**PROBLEM:** Exactly how many lines have the word "socialist"? Answer with the bare number.

···

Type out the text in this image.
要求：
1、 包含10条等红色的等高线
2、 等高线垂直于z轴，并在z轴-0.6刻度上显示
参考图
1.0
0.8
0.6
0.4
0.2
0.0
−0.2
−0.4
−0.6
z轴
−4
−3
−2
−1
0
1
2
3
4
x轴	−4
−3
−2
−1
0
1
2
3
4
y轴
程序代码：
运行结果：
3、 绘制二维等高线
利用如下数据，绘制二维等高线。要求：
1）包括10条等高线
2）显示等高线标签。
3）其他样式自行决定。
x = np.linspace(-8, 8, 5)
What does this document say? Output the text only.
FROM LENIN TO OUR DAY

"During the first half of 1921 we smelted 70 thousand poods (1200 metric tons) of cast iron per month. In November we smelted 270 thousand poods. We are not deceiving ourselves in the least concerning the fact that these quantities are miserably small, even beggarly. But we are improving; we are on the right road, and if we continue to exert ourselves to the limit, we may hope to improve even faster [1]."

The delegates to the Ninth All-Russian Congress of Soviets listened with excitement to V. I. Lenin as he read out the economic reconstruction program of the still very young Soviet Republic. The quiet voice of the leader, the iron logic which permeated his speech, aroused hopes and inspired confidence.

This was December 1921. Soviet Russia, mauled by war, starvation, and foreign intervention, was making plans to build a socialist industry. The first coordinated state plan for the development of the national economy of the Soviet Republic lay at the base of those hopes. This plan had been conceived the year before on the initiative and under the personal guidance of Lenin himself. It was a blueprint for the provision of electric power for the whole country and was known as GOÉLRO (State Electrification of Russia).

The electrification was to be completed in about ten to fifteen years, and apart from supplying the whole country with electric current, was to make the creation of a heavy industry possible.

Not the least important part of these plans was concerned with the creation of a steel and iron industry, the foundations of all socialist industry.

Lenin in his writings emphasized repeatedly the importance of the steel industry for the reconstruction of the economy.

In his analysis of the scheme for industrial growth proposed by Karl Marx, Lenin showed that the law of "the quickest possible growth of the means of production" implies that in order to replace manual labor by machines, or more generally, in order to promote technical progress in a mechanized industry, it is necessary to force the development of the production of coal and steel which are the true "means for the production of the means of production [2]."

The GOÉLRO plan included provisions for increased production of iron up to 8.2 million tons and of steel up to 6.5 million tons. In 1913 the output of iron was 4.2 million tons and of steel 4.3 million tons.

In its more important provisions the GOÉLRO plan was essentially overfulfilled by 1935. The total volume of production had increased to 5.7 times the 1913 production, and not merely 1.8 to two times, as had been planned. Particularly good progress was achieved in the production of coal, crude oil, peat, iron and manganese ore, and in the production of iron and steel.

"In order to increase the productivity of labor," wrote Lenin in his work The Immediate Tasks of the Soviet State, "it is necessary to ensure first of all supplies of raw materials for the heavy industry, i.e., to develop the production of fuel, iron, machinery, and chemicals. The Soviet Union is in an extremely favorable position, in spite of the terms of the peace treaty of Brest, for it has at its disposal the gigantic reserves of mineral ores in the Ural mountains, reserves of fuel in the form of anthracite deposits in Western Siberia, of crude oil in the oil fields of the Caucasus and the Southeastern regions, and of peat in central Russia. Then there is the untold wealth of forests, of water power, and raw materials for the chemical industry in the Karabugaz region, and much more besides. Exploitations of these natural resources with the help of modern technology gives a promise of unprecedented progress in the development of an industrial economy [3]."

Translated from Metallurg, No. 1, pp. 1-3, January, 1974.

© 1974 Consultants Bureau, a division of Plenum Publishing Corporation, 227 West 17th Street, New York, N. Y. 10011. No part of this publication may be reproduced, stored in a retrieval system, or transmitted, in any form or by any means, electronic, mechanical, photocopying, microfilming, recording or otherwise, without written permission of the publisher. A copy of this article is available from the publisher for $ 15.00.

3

···

**WRITTEN ANSWER:** 2